> [Listed records]:
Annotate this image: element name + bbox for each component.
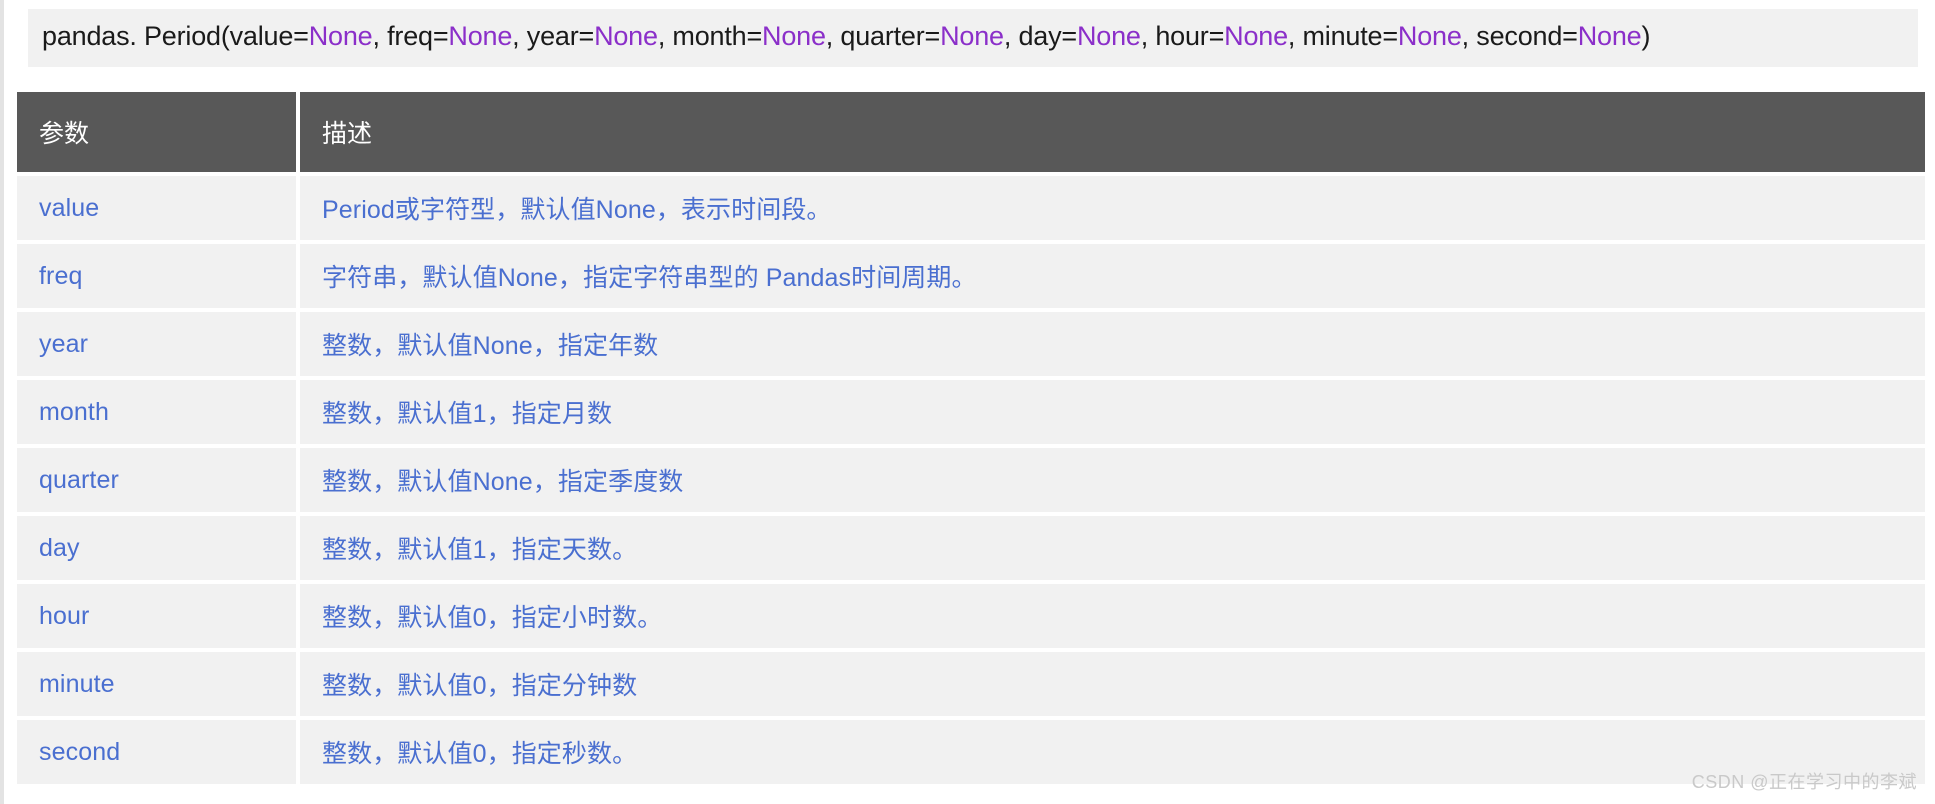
table-row: day 整数，默认值1，指定天数。 [17, 516, 1925, 580]
cell-parameter-quarter: quarter [17, 448, 300, 512]
cell-parameter-day: day [17, 516, 300, 580]
cell-description-year: 整数，默认值None，指定年数 [300, 312, 1925, 376]
signature-param-name-0: value= [229, 21, 309, 51]
table-row: month 整数，默认值1，指定月数 [17, 380, 1925, 444]
table-header-row: 参数 描述 [17, 92, 1925, 172]
parameters-table: 参数 描述 value Period或字符型，默认值None，表示时间段。 freq… [17, 88, 1925, 788]
table-row: minute 整数，默认值0，指定分钟数 [17, 652, 1925, 716]
signature-separator-4: , [1003, 21, 1019, 51]
signature-param-name-2: year= [526, 21, 595, 51]
signature-param-name-6: hour= [1155, 21, 1225, 51]
signature-suffix: ) [1641, 21, 1651, 51]
cell-parameter-year: year [17, 312, 300, 376]
cell-parameter-minute: minute [17, 652, 300, 716]
signature-prefix: pandas. Period( [42, 21, 230, 51]
signature-param-value-7: None [1397, 21, 1462, 51]
signature-param-name-8: second= [1476, 21, 1578, 51]
signature-param-name-5: day= [1018, 21, 1077, 51]
signature-separator-2: , [657, 21, 673, 51]
table-header: 参数 描述 [17, 92, 1925, 172]
signature-separator-6: , [1287, 21, 1303, 51]
cell-parameter-hour: hour [17, 584, 300, 648]
signature-text: pandas. Period(value=None, freq=None, ye… [42, 21, 1650, 51]
cell-parameter-month: month [17, 380, 300, 444]
cell-description-freq: 字符串，默认值None，指定字符串型的 Pandas时间周期。 [300, 244, 1925, 308]
signature-param-value-4: None [940, 21, 1004, 51]
signature-param-value-5: None [1076, 21, 1141, 51]
signature-separator-1: , [512, 21, 527, 51]
signature-param-value-2: None [594, 21, 658, 51]
table-row: year 整数，默认值None，指定年数 [17, 312, 1925, 376]
cell-description-quarter: 整数，默认值None，指定季度数 [300, 448, 1925, 512]
cell-description-month: 整数，默认值1，指定月数 [300, 380, 1925, 444]
signature-param-value-3: None [762, 21, 826, 51]
signature-separator-0: , [372, 21, 388, 51]
cell-description-hour: 整数，默认值0，指定小时数。 [300, 584, 1925, 648]
function-signature: pandas. Period(value=None, freq=None, ye… [28, 9, 1918, 67]
signature-param-name-7: minute= [1302, 21, 1399, 51]
table-row: quarter 整数，默认值None，指定季度数 [17, 448, 1925, 512]
table-body: value Period或字符型，默认值None，表示时间段。 freq 字符串，默认… [17, 176, 1925, 784]
cell-parameter-value: value [17, 176, 300, 240]
signature-separator-3: , [825, 21, 841, 51]
table-row: value Period或字符型，默认值None，表示时间段。 [17, 176, 1925, 240]
cell-parameter-second: second [17, 720, 300, 784]
signature-param-name-3: month= [672, 21, 763, 51]
cell-parameter-freq: freq [17, 244, 300, 308]
signature-param-name-1: freq= [387, 21, 449, 51]
table-row: second 整数，默认值0，指定秒数。 [17, 720, 1925, 784]
signature-param-value-1: None [448, 21, 513, 51]
column-header-description: 描述 [300, 92, 1925, 172]
cell-description-value: Period或字符型，默认值None，表示时间段。 [300, 176, 1925, 240]
signature-param-value-0: None [308, 21, 373, 51]
signature-separator-5: , [1140, 21, 1156, 51]
signature-param-value-6: None [1224, 21, 1288, 51]
table-row: hour 整数，默认值0，指定小时数。 [17, 584, 1925, 648]
cell-description-day: 整数，默认值1，指定天数。 [300, 516, 1925, 580]
table-row: freq 字符串，默认值None，指定字符串型的 Pandas时间周期。 [17, 244, 1925, 308]
signature-param-name-4: quarter= [840, 21, 941, 51]
document-container: pandas. Period(value=None, freq=None, ye… [0, 0, 1935, 804]
signature-separator-7: , [1461, 21, 1477, 51]
cell-description-second: 整数，默认值0，指定秒数。 [300, 720, 1925, 784]
signature-param-value-8: None [1577, 21, 1642, 51]
csdn-watermark: CSDN @正在学习中的李斌 [1691, 772, 1917, 792]
cell-description-minute: 整数，默认值0，指定分钟数 [300, 652, 1925, 716]
column-header-parameter: 参数 [17, 92, 300, 172]
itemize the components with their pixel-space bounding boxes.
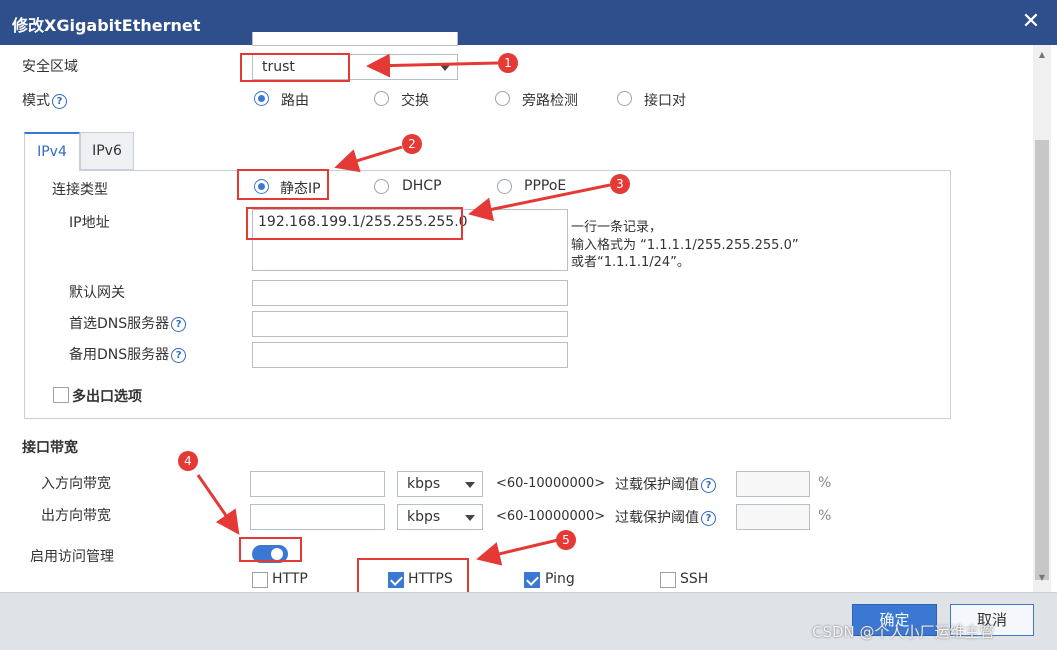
inbound-overload-label: 过载保护阈值?	[615, 474, 716, 494]
gateway-label: 默认网关	[69, 285, 125, 301]
dns-backup-input[interactable]	[252, 342, 568, 368]
dns-primary-input[interactable]	[252, 311, 568, 337]
highlight-box-4	[239, 537, 302, 562]
help-icon[interactable]: ?	[701, 478, 716, 493]
mode-radio-switch[interactable]	[374, 91, 389, 106]
help-icon[interactable]: ?	[171, 348, 187, 363]
dialog-title: 修改XGigabitEthernet	[12, 16, 201, 35]
annotation-badge-2: 2	[402, 134, 422, 154]
annotation-badge-1: 1	[498, 53, 518, 73]
mode-option-switch: 交换	[401, 93, 429, 109]
help-icon[interactable]: ?	[52, 94, 67, 109]
chevron-down-icon	[465, 482, 475, 488]
highlight-box-1	[240, 53, 350, 82]
previous-field-input[interactable]	[252, 32, 458, 46]
mode-option-pair: 接口对	[644, 93, 686, 109]
outbound-range-hint: <60-10000000>	[496, 509, 606, 524]
tab-ipv4[interactable]: IPv4	[24, 132, 80, 171]
conn-radio-pppoe[interactable]	[497, 179, 512, 194]
http-label: HTTP	[272, 571, 308, 587]
help-icon[interactable]: ?	[171, 317, 187, 332]
ssh-label: SSH	[680, 571, 709, 587]
annotation-badge-3: 3	[610, 174, 630, 194]
scroll-down-icon[interactable]: ▼	[1036, 573, 1048, 583]
highlight-box-3	[246, 207, 463, 240]
chevron-down-icon	[440, 65, 450, 71]
scroll-up-icon[interactable]: ▲	[1036, 50, 1048, 60]
mode-radio-pair[interactable]	[617, 91, 632, 106]
access-mgmt-label: 启用访问管理	[30, 549, 114, 565]
outbound-bandwidth-label: 出方向带宽	[41, 508, 111, 524]
dns-primary-label: 首选DNS服务器?	[69, 313, 187, 333]
highlight-box-5	[357, 558, 469, 594]
mode-option-route: 路由	[281, 93, 309, 109]
conn-option-pppoe: PPPoE	[524, 178, 567, 194]
inbound-range-hint: <60-10000000>	[496, 476, 606, 491]
outbound-percent: %	[818, 508, 832, 524]
help-icon[interactable]: ?	[701, 511, 716, 526]
annotation-badge-4: 4	[178, 451, 198, 471]
conn-option-dhcp: DHCP	[402, 178, 442, 194]
annotation-badge-5: 5	[556, 530, 576, 550]
connection-type-label: 连接类型	[52, 182, 108, 198]
watermark: CSDN @个人小厂运维主管	[812, 623, 995, 641]
ping-checkbox[interactable]	[524, 572, 540, 588]
security-zone-label: 安全区域	[22, 59, 78, 75]
ping-label: Ping	[545, 571, 575, 587]
inbound-bandwidth-input[interactable]	[250, 471, 385, 497]
ip-address-label: IP地址	[69, 215, 110, 231]
http-checkbox[interactable]	[252, 572, 268, 588]
outbound-bandwidth-input[interactable]	[250, 504, 385, 530]
conn-radio-dhcp[interactable]	[374, 179, 389, 194]
outbound-overload-input[interactable]	[736, 504, 810, 530]
inbound-bandwidth-label: 入方向带宽	[41, 476, 111, 492]
ip-hint-line1: 一行一条记录，	[571, 220, 663, 235]
ip-hint-line3: 或者“1.1.1.1/24”。	[571, 255, 690, 270]
ssh-checkbox[interactable]	[660, 572, 676, 588]
highlight-box-2	[237, 169, 329, 200]
mode-radio-route[interactable]	[254, 91, 269, 106]
close-icon[interactable]: ✕	[1018, 8, 1044, 36]
multi-exit-checkbox[interactable]	[53, 387, 69, 403]
scrollbar-thumb[interactable]	[1035, 140, 1049, 580]
mode-label: 模式?	[22, 90, 67, 110]
inbound-percent: %	[818, 475, 832, 491]
bandwidth-section-title: 接口带宽	[22, 440, 78, 456]
mode-option-bypass: 旁路检测	[522, 93, 578, 109]
tab-ipv6[interactable]: IPv6	[80, 132, 134, 170]
outbound-overload-label: 过载保护阈值?	[615, 507, 716, 527]
chevron-down-icon	[465, 515, 475, 521]
dns-backup-label: 备用DNS服务器?	[69, 344, 187, 364]
mode-radio-bypass[interactable]	[495, 91, 510, 106]
inbound-overload-input[interactable]	[736, 471, 810, 497]
multi-exit-label: 多出口选项	[72, 389, 142, 405]
gateway-input[interactable]	[252, 280, 568, 306]
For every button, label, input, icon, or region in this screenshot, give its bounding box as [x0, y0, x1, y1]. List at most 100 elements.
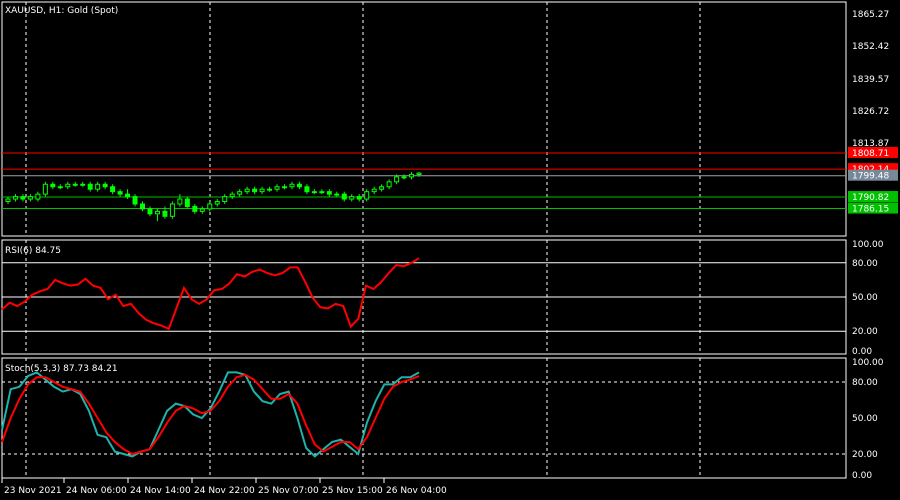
rsi-level-lines — [2, 262, 846, 332]
candle — [125, 189, 131, 200]
candle-body — [5, 198, 11, 203]
candle-body — [356, 196, 362, 200]
candle-body — [72, 183, 78, 186]
candle — [349, 194, 355, 202]
candle-body — [401, 176, 407, 179]
candle — [57, 184, 63, 190]
candle — [154, 208, 160, 222]
candle — [199, 206, 205, 214]
stoch-pane-title: Stoch(5,3,3) 87.73 84.21 — [5, 364, 118, 374]
candle — [244, 186, 250, 195]
candle — [80, 181, 86, 187]
candle — [27, 194, 33, 202]
price-level-tag-label: 1786.15 — [852, 205, 889, 215]
time-tick-label: 25 Nov 07:00 — [258, 486, 319, 496]
price-pane[interactable]: XAUUSD, H1: Gold (Spot) 1865.27 1852.42 18… — [2, 6, 898, 222]
candle — [72, 181, 78, 187]
candle-body — [42, 183, 48, 195]
candle-body — [110, 186, 116, 193]
candle — [259, 186, 265, 195]
candle — [50, 181, 56, 190]
stoch-tick-label: 20.00 — [852, 450, 878, 460]
candle — [401, 174, 407, 180]
candle — [341, 191, 347, 202]
price-level-tags: 1808.711802.141799.481790.821786.15 — [848, 146, 898, 215]
price-tick-label: 1839.57 — [852, 75, 889, 85]
time-tick-label: 23 Nov 2021 — [4, 486, 62, 496]
candle-body — [125, 193, 131, 198]
price-tick-label: 1826.72 — [852, 107, 889, 117]
candle-body — [237, 191, 243, 195]
stoch-tick-label: 100.00 — [852, 358, 884, 368]
time-tick-label: 24 Nov 14:00 — [130, 486, 191, 496]
candle-body — [117, 191, 123, 195]
candle-body — [311, 191, 317, 194]
candle — [177, 194, 183, 207]
price-level-lines — [2, 152, 846, 210]
candle — [319, 189, 325, 195]
candle — [117, 189, 123, 197]
candle — [5, 196, 11, 204]
candle — [311, 189, 317, 195]
candle — [281, 184, 287, 190]
candle-body — [319, 191, 325, 194]
candle — [267, 186, 273, 192]
candle-body — [229, 193, 235, 198]
candle — [326, 189, 332, 197]
rsi-pane[interactable]: RSI(6) 84.75 100.00 80.00 50.00 20.00 0.00 — [1, 240, 884, 357]
rsi-tick-label: 20.00 — [852, 327, 878, 337]
candle — [42, 181, 48, 197]
rsi-tick-label: 0.00 — [852, 347, 872, 357]
candle-body — [102, 183, 108, 188]
candle — [237, 189, 243, 197]
candle — [296, 181, 302, 190]
candle-body — [386, 181, 392, 188]
candle-body — [416, 172, 422, 175]
trading-chart[interactable]: XAUUSD, H1: Gold (Spot) 1865.27 1852.42 18… — [0, 0, 900, 500]
candle-body — [199, 208, 205, 212]
candle — [12, 194, 18, 202]
candle-body — [267, 188, 273, 191]
candle — [252, 186, 258, 195]
candle — [207, 201, 213, 212]
candle-body — [409, 173, 415, 178]
price-level-tag-label: 1790.82 — [852, 193, 889, 203]
candle-body — [192, 205, 198, 212]
candle-body — [259, 188, 265, 193]
candle — [356, 194, 362, 202]
time-axis: 23 Nov 2021 24 Nov 06:00 24 Nov 14:00 24 No… — [1, 478, 447, 496]
rsi-axis-ticks: 100.00 80.00 50.00 20.00 0.00 — [852, 240, 884, 357]
candle-body — [274, 186, 280, 190]
candle-body — [244, 188, 250, 193]
candle — [102, 181, 108, 190]
stoch-axis-ticks: 100.00 80.00 50.00 20.00 0.00 — [852, 358, 884, 481]
candle-body — [95, 183, 101, 190]
candle-body — [132, 196, 138, 205]
candle-body — [214, 201, 220, 205]
candle-body — [177, 198, 183, 205]
candle-body — [207, 203, 213, 210]
candle-body — [169, 203, 175, 217]
stoch-level-lines — [2, 381, 846, 455]
price-level-tag-label: 1799.48 — [852, 172, 889, 182]
candle-body — [222, 196, 228, 203]
rsi-tick-label: 80.00 — [852, 259, 878, 269]
candle-body — [326, 191, 332, 195]
candle-body — [252, 188, 258, 193]
price-pane-title: XAUUSD, H1: Gold (Spot) — [5, 6, 118, 16]
rsi-tick-label: 50.00 — [852, 293, 878, 303]
stoch-pane[interactable]: Stoch(5,3,3) 87.73 84.21 100.00 80.00 50.0… — [1, 358, 884, 481]
candle-body — [281, 186, 287, 189]
candle-body — [87, 183, 93, 190]
candle-body — [35, 193, 41, 200]
stoch-tick-label: 50.00 — [852, 414, 878, 424]
candle-body — [57, 186, 63, 189]
candle — [274, 184, 280, 192]
candle — [192, 203, 198, 214]
candle-body — [289, 183, 295, 188]
candle — [87, 181, 93, 192]
time-tick-label: 24 Nov 06:00 — [66, 486, 127, 496]
candle — [110, 184, 116, 195]
candle-body — [304, 186, 310, 193]
candle — [95, 181, 101, 192]
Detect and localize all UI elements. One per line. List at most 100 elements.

> [Description of the task]: Output the lines of the items as a Markdown table with the columns Row and Line, where Row numbers each line. Start at the line that contains "474, 716, 494]", end at the line that contains "91, 632, 106]", and leave out any blank lines.

> [Completed exercise]:
| Row | Line |
|---|---|
| 1 | inbound-overload-label: 过载保护阈值?	[615, 474, 716, 494] |
| 2 | gateway-label: 默认网关	[69, 285, 125, 301] |
| 3 | dns-backup-input[interactable]	[252, 342, 568, 368] |
| 4 | dns-primary-input[interactable]	[252, 311, 568, 337] |
| 5 | highlight-box-4	[239, 537, 302, 562] |
| 6 | help-icon[interactable]: ?	[701, 478, 716, 493] |
| 7 | mode-radio-switch[interactable]	[374, 91, 389, 106] |
| 8 | help-icon[interactable]: ?	[171, 348, 187, 363] |
| 9 | dialog-title: 修改XGigabitEthernet	[12, 16, 201, 35] |
| 10 | annotation-badge-2: 2	[402, 134, 422, 154] |
| 11 | annotation-badge-1: 1	[498, 53, 518, 73] |
| 12 | mode-option-switch: 交换	[401, 93, 429, 109] |
| 13 | help-icon[interactable]: ?	[52, 94, 67, 109] |
| 14 | chevron-down-icon	[465, 482, 475, 488] |
| 15 | highlight-box-1	[240, 53, 350, 82] |
| 16 | previous-field-input[interactable]	[252, 32, 458, 46] |
| 17 | mode-option-pair: 接口对	[644, 93, 686, 109] |
| 18 | outbound-range-hint: <60-10000000>	[496, 509, 606, 524] |
| 19 | tab-ipv4[interactable]: IPv4	[24, 132, 80, 171] |
| 20 | conn-radio-pppoe[interactable]	[497, 179, 512, 194] |
| 21 | http-label: HTTP	[272, 571, 308, 587] |
| 22 | help-icon[interactable]: ?	[171, 317, 187, 332] |
| 23 | ssh-label: SSH	[680, 571, 709, 587] |
| 24 | annotation-badge-3: 3	[610, 174, 630, 194] |
| 25 | scroll-down-icon[interactable]: ▼	[1036, 573, 1048, 583] |
| 26 | highlight-box-3	[246, 207, 463, 240] |
| 27 | chevron-down-icon	[440, 65, 450, 71] |
| 28 | scroll-up-icon[interactable]: ▲	[1036, 50, 1048, 60] |
| 29 | mode-radio-pair[interactable]	[617, 91, 632, 106] |